#### [Exercise]
Reproduce all the lines below exactly and omit the images.

#### [Task inputs]
- - - -

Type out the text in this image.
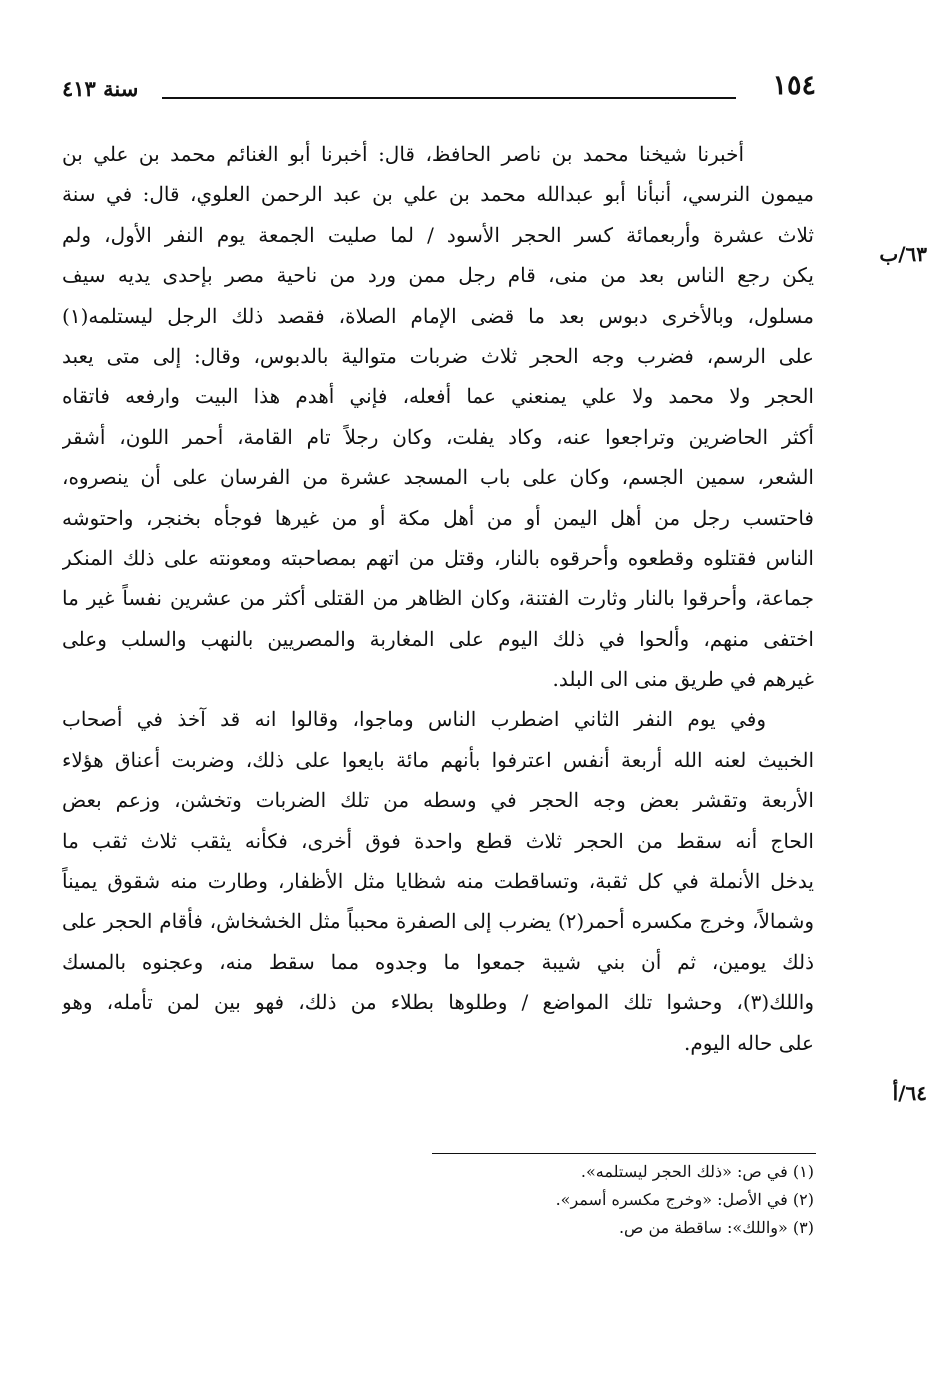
سنة ٤١٣	١٥٤
٦٣/ب
٦٤/أ
أخبرنا شيخنا محمد بن ناصر الحافظ، قال: أخبرنا أبو الغنائم محمد بن علي بن
ميمون النرسي، أنبأنا أبو عبدالله محمد بن علي بن عبد الرحمن العلوي، قال: في سنة
ثلاث عشرة وأربعمائة كسر الحجر الأسود / لما صليت الجمعة يوم النفر الأول، ولم
يكن رجع الناس بعد من منى، قام رجل ممن ورد من ناحية مصر بإحدى يديه سيف
مسلول، وبالأخرى دبوس بعد ما قضى الإمام الصلاة، فقصد ذلك الرجل ليستلمه(١)
على الرسم، فضرب وجه الحجر ثلاث ضربات متوالية بالدبوس، وقال: إلى متى يعبد
الحجر ولا محمد ولا علي يمنعني عما أفعله، فإني أهدم هذا البيت وارفعه فاتقاه
أكثر الحاضرين وتراجعوا عنه، وكاد يفلت، وكان رجلاً تام القامة، أحمر اللون، أشقر
الشعر، سمين الجسم، وكان على باب المسجد عشرة من الفرسان على أن ينصروه،
فاحتسب رجل من أهل اليمن أو من أهل مكة أو من غيرها فوجأه بخنجر، واحتوشه
الناس فقتلوه وقطعوه وأحرقوه بالنار، وقتل من اتهم بمصاحبته ومعونته على ذلك المنكر
جماعة، وأحرقوا بالنار وثارت الفتنة، وكان الظاهر من القتلى أكثر من عشرين نفساً غير ما
اختفى منهم، وألحوا في ذلك اليوم على المغاربة والمصريين بالنهب والسلب وعلى
غيرهم في طريق منى الى البلد.
وفي يوم النفر الثاني اضطرب الناس وماجوا، وقالوا انه قد آخذ في أصحاب
الخبيث لعنه الله أربعة أنفس اعترفوا بأنهم مائة بايعوا على ذلك، وضربت أعناق هؤلاء
الأربعة وتقشر بعض وجه الحجر في وسطه من تلك الضربات وتخشن، وزعم بعض
الحاج أنه سقط من الحجر ثلاث قطع واحدة فوق أخرى، فكأنه يثقب ثلاث ثقب ما
يدخل الأنملة في كل ثقبة، وتساقطت منه شظايا مثل الأظفار، وطارت منه شقوق يميناً
وشمالاً، وخرج مكسره أحمر(٢) يضرب إلى الصفرة محبباً مثل الخشخاش، فأقام الحجر على
ذلك يومين، ثم أن بني شيبة جمعوا ما وجدوه مما سقط منه، وعجنوه بالمسك
واللك(٣)، وحشوا تلك المواضع / وطلوها بطلاء من ذلك، فهو بين لمن تأمله، وهو
على حاله اليوم.
(١) في ص: «ذلك الحجر ليستلمه».
(٢) في الأصل: «وخرج مكسره أسمر».
(٣) «واللك»: ساقطة من ص.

- - - -

#### [Exercise solution]
Type out the text in this image.
سنة ٤١٣	١٥٤
٦٣/ب
٦٤/أ
أخبرنا شيخنا محمد بن ناصر الحافظ، قال: أخبرنا أبو الغنائم محمد بن علي بن
ميمون النرسي، أنبأنا أبو عبدالله محمد بن علي بن عبد الرحمن العلوي، قال: في سنة
ثلاث عشرة وأربعمائة كسر الحجر الأسود / لما صليت الجمعة يوم النفر الأول، ولم
يكن رجع الناس بعد من منى، قام رجل ممن ورد من ناحية مصر بإحدى يديه سيف
مسلول، وبالأخرى دبوس بعد ما قضى الإمام الصلاة، فقصد ذلك الرجل ليستلمه(١)
على الرسم، فضرب وجه الحجر ثلاث ضربات متوالية بالدبوس، وقال: إلى متى يعبد
الحجر ولا محمد ولا علي يمنعني عما أفعله، فإني أهدم هذا البيت وارفعه فاتقاه
أكثر الحاضرين وتراجعوا عنه، وكاد يفلت، وكان رجلاً تام القامة، أحمر اللون، أشقر
الشعر، سمين الجسم، وكان على باب المسجد عشرة من الفرسان على أن ينصروه،
فاحتسب رجل من أهل اليمن أو من أهل مكة أو من غيرها فوجأه بخنجر، واحتوشه
الناس فقتلوه وقطعوه وأحرقوه بالنار، وقتل من اتهم بمصاحبته ومعونته على ذلك المنكر
جماعة، وأحرقوا بالنار وثارت الفتنة، وكان الظاهر من القتلى أكثر من عشرين نفساً غير ما
اختفى منهم، وألحوا في ذلك اليوم على المغاربة والمصريين بالنهب والسلب وعلى
غيرهم في طريق منى الى البلد.
وفي يوم النفر الثاني اضطرب الناس وماجوا، وقالوا انه قد آخذ في أصحاب
الخبيث لعنه الله أربعة أنفس اعترفوا بأنهم مائة بايعوا على ذلك، وضربت أعناق هؤلاء
الأربعة وتقشر بعض وجه الحجر في وسطه من تلك الضربات وتخشن، وزعم بعض
الحاج أنه سقط من الحجر ثلاث قطع واحدة فوق أخرى، فكأنه يثقب ثلاث ثقب ما
يدخل الأنملة في كل ثقبة، وتساقطت منه شظايا مثل الأظفار، وطارت منه شقوق يميناً
وشمالاً، وخرج مكسره أحمر(٢) يضرب إلى الصفرة محبباً مثل الخشخاش، فأقام الحجر على
ذلك يومين، ثم أن بني شيبة جمعوا ما وجدوه مما سقط منه، وعجنوه بالمسك
واللك(٣)، وحشوا تلك المواضع / وطلوها بطلاء من ذلك، فهو بين لمن تأمله، وهو
على حاله اليوم.
(١) في ص: «ذلك الحجر ليستلمه».
(٢) في الأصل: «وخرج مكسره أسمر».
(٣) «واللك»: ساقطة من ص.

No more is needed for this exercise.